__Given request__.
Can you turn every line of the data below into a Markdown table with the columns Row and Line, numbering each line and leaving out blank lines?

:::::

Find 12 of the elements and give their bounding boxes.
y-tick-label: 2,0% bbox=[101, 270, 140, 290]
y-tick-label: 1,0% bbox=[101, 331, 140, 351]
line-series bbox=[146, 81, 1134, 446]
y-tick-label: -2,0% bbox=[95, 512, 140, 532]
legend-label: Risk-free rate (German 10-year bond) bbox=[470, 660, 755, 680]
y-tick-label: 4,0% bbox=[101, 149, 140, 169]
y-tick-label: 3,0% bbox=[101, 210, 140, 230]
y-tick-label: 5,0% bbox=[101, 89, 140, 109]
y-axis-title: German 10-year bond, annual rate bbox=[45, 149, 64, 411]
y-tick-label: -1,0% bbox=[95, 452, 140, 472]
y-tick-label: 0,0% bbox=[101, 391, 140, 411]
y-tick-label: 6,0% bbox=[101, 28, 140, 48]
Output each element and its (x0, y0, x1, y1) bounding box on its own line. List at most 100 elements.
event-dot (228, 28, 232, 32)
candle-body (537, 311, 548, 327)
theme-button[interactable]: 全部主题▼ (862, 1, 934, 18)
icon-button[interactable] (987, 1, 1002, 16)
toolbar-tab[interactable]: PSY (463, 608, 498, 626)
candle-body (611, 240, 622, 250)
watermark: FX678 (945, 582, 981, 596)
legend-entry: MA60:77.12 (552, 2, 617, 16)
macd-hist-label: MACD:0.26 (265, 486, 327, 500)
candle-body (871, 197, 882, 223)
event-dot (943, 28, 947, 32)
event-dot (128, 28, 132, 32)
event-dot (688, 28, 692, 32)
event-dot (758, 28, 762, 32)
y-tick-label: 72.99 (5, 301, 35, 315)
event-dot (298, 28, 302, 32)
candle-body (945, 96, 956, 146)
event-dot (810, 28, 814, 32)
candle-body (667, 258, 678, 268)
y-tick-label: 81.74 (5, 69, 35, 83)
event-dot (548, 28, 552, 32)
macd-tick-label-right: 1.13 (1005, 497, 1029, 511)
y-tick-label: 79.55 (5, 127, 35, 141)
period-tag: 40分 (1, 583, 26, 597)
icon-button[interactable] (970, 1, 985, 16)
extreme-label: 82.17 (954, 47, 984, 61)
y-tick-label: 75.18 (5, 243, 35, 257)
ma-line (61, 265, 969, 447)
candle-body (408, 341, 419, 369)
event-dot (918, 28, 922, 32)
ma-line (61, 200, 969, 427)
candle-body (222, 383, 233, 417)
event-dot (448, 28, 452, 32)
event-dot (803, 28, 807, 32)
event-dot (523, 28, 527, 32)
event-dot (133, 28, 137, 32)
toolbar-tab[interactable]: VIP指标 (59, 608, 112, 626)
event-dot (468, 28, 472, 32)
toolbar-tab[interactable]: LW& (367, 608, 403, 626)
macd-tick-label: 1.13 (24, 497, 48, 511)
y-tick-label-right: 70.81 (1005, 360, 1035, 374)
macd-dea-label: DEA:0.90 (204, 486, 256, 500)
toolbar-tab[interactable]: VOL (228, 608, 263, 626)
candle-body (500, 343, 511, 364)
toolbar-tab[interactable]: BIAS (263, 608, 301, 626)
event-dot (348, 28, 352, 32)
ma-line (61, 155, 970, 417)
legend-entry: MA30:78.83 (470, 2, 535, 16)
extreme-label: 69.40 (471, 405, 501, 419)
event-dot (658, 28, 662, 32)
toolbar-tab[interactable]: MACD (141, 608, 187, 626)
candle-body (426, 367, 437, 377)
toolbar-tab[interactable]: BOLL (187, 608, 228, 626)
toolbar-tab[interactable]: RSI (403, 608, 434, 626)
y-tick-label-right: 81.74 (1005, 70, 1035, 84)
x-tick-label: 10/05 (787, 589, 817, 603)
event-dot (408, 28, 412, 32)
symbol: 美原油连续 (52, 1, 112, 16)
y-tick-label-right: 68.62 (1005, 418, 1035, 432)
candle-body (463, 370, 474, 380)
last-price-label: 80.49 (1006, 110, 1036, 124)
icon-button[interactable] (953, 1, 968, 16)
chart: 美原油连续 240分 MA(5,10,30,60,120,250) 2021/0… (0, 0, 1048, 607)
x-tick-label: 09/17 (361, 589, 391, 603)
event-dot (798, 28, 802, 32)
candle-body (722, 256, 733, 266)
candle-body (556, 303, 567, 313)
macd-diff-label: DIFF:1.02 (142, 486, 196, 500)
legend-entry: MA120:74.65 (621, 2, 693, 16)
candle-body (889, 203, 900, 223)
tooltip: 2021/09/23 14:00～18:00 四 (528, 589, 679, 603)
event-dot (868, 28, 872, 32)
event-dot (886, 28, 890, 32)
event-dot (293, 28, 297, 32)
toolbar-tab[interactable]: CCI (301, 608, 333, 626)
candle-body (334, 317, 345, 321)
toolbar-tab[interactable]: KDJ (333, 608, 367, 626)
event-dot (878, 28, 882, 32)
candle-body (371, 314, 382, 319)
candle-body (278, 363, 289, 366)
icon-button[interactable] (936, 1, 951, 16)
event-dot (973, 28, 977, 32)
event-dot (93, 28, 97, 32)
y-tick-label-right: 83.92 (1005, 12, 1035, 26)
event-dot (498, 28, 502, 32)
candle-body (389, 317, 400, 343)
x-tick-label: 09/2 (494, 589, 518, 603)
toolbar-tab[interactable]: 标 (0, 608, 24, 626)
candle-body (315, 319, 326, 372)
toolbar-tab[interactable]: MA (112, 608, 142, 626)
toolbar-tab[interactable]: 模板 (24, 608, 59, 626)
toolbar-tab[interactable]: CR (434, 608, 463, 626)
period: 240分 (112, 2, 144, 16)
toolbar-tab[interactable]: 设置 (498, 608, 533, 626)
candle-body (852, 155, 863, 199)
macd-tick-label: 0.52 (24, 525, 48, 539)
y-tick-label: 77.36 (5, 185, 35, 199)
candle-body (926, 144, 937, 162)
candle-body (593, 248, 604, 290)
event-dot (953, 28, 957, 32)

:::::

__Answer for the task__.
| Row | Line |
|---|---|
| 1 | Find 12 of the elements and give their bounding boxes. |
| 2 | y-tick-label: 2,0% bbox=[101, 270, 140, 290] |
| 3 | y-tick-label: 1,0% bbox=[101, 331, 140, 351] |
| 4 | line-series bbox=[146, 81, 1134, 446] |
| 5 | y-tick-label: -2,0% bbox=[95, 512, 140, 532] |
| 6 | legend-label: Risk-free rate (German 10-year bond) bbox=[470, 660, 755, 680] |
| 7 | y-tick-label: 4,0% bbox=[101, 149, 140, 169] |
| 8 | y-tick-label: 3,0% bbox=[101, 210, 140, 230] |
| 9 | y-tick-label: 5,0% bbox=[101, 89, 140, 109] |
| 10 | y-axis-title: German 10-year bond, annual rate bbox=[45, 149, 64, 411] |
| 11 | y-tick-label: -1,0% bbox=[95, 452, 140, 472] |
| 12 | y-tick-label: 0,0% bbox=[101, 391, 140, 411] |
| 13 | y-tick-label: 6,0% bbox=[101, 28, 140, 48] |
| 14 | Output each element and its (x0, y0, x1, y1) bounding box on its own line. List at most 100 elements. |
| 15 | event-dot (228, 28, 232, 32) |
| 16 | candle-body (537, 311, 548, 327) |
| 17 | theme-button[interactable]: 全部主题▼ (862, 1, 934, 18) |
| 18 | icon-button[interactable] (987, 1, 1002, 16) |
| 19 | toolbar-tab[interactable]: PSY (463, 608, 498, 626) |
| 20 | candle-body (611, 240, 622, 250) |
| 21 | watermark: FX678 (945, 582, 981, 596) |
| 22 | legend-entry: MA60:77.12 (552, 2, 617, 16) |
| 23 | macd-hist-label: MACD:0.26 (265, 486, 327, 500) |
| 24 | candle-body (871, 197, 882, 223) |
| 25 | event-dot (943, 28, 947, 32) |
| 26 | event-dot (128, 28, 132, 32) |
| 27 | event-dot (688, 28, 692, 32) |
| 28 | event-dot (758, 28, 762, 32) |
| 29 | y-tick-label: 72.99 (5, 301, 35, 315) |
| 30 | event-dot (298, 28, 302, 32) |
| 31 | candle-body (945, 96, 956, 146) |
| 32 | event-dot (810, 28, 814, 32) |
| 33 | candle-body (667, 258, 678, 268) |
| 34 | y-tick-label: 81.74 (5, 69, 35, 83) |
| 35 | event-dot (548, 28, 552, 32) |
| 36 | macd-tick-label-right: 1.13 (1005, 497, 1029, 511) |
| 37 | y-tick-label: 79.55 (5, 127, 35, 141) |
| 38 | period-tag: 40分 (1, 583, 26, 597) |
| 39 | icon-button[interactable] (970, 1, 985, 16) |
| 40 | extreme-label: 82.17 (954, 47, 984, 61) |
| 41 | y-tick-label: 75.18 (5, 243, 35, 257) |
| 42 | ma-line (61, 265, 969, 447) |
| 43 | candle-body (408, 341, 419, 369) |
| 44 | event-dot (918, 28, 922, 32) |
| 45 | ma-line (61, 200, 969, 427) |
| 46 | candle-body (222, 383, 233, 417) |
| 47 | event-dot (448, 28, 452, 32) |
| 48 | event-dot (803, 28, 807, 32) |
| 49 | event-dot (523, 28, 527, 32) |
| 50 | event-dot (133, 28, 137, 32) |
| 51 | toolbar-tab[interactable]: VIP指标 (59, 608, 112, 626) |
| 52 | event-dot (468, 28, 472, 32) |
| 53 | toolbar-tab[interactable]: LW& (367, 608, 403, 626) |
| 54 | macd-tick-label: 1.13 (24, 497, 48, 511) |
| 55 | y-tick-label-right: 70.81 (1005, 360, 1035, 374) |
| 56 | macd-dea-label: DEA:0.90 (204, 486, 256, 500) |
| 57 | toolbar-tab[interactable]: VOL (228, 608, 263, 626) |
| 58 | candle-body (500, 343, 511, 364) |
| 59 | toolbar-tab[interactable]: BIAS (263, 608, 301, 626) |
| 60 | event-dot (348, 28, 352, 32) |
| 61 | ma-line (61, 155, 970, 417) |
| 62 | legend-entry: MA30:78.83 (470, 2, 535, 16) |
| 63 | extreme-label: 69.40 (471, 405, 501, 419) |
| 64 | event-dot (658, 28, 662, 32) |
| 65 | toolbar-tab[interactable]: MACD (141, 608, 187, 626) |
| 66 | candle-body (426, 367, 437, 377) |
| 67 | toolbar-tab[interactable]: BOLL (187, 608, 228, 626) |
| 68 | toolbar-tab[interactable]: RSI (403, 608, 434, 626) |
| 69 | y-tick-label-right: 81.74 (1005, 70, 1035, 84) |
| 70 | x-tick-label: 10/05 (787, 589, 817, 603) |
| 71 | event-dot (408, 28, 412, 32) |
| 72 | symbol: 美原油连续 (52, 1, 112, 16) |
| 73 | y-tick-label-right: 68.62 (1005, 418, 1035, 432) |
| 74 | candle-body (463, 370, 474, 380) |
| 75 | last-price-label: 80.49 (1006, 110, 1036, 124) |
| 76 | icon-button[interactable] (953, 1, 968, 16) |
| 77 | chart: 美原油连续 240分 MA(5,10,30,60,120,250) 2021/0… (0, 0, 1048, 607) |
| 78 | x-tick-label: 09/17 (361, 589, 391, 603) |
| 79 | event-dot (798, 28, 802, 32) |
| 80 | candle-body (722, 256, 733, 266) |
| 81 | candle-body (556, 303, 567, 313) |
| 82 | macd-diff-label: DIFF:1.02 (142, 486, 196, 500) |
| 83 | legend-entry: MA120:74.65 (621, 2, 693, 16) |
| 84 | candle-body (889, 203, 900, 223) |
| 85 | tooltip: 2021/09/23 14:00～18:00 四 (528, 589, 679, 603) |
| 86 | event-dot (868, 28, 872, 32) |
| 87 | event-dot (886, 28, 890, 32) |
| 88 | event-dot (293, 28, 297, 32) |
| 89 | toolbar-tab[interactable]: CCI (301, 608, 333, 626) |
| 90 | candle-body (334, 317, 345, 321) |
| 91 | toolbar-tab[interactable]: KDJ (333, 608, 367, 626) |
| 92 | event-dot (878, 28, 882, 32) |
| 93 | candle-body (371, 314, 382, 319) |
| 94 | candle-body (278, 363, 289, 366) |
| 95 | icon-button[interactable] (936, 1, 951, 16) |
| 96 | event-dot (973, 28, 977, 32) |
| 97 | event-dot (93, 28, 97, 32) |
| 98 | y-tick-label-right: 83.92 (1005, 12, 1035, 26) |
| 99 | event-dot (498, 28, 502, 32) |
| 100 | candle-body (389, 317, 400, 343) |
| 101 | x-tick-label: 09/2 (494, 589, 518, 603) |
| 102 | toolbar-tab[interactable]: 标 (0, 608, 24, 626) |
| 103 | candle-body (315, 319, 326, 372) |
| 104 | toolbar-tab[interactable]: MA (112, 608, 142, 626) |
| 105 | toolbar-tab[interactable]: 模板 (24, 608, 59, 626) |
| 106 | toolbar-tab[interactable]: CR (434, 608, 463, 626) |
| 107 | period: 240分 (112, 2, 144, 16) |
| 108 | toolbar-tab[interactable]: 设置 (498, 608, 533, 626) |
| 109 | candle-body (852, 155, 863, 199) |
| 110 | macd-tick-label: 0.52 (24, 525, 48, 539) |
| 111 | y-tick-label: 77.36 (5, 185, 35, 199) |
| 112 | candle-body (926, 144, 937, 162) |
| 113 | candle-body (593, 248, 604, 290) |
| 114 | event-dot (953, 28, 957, 32) |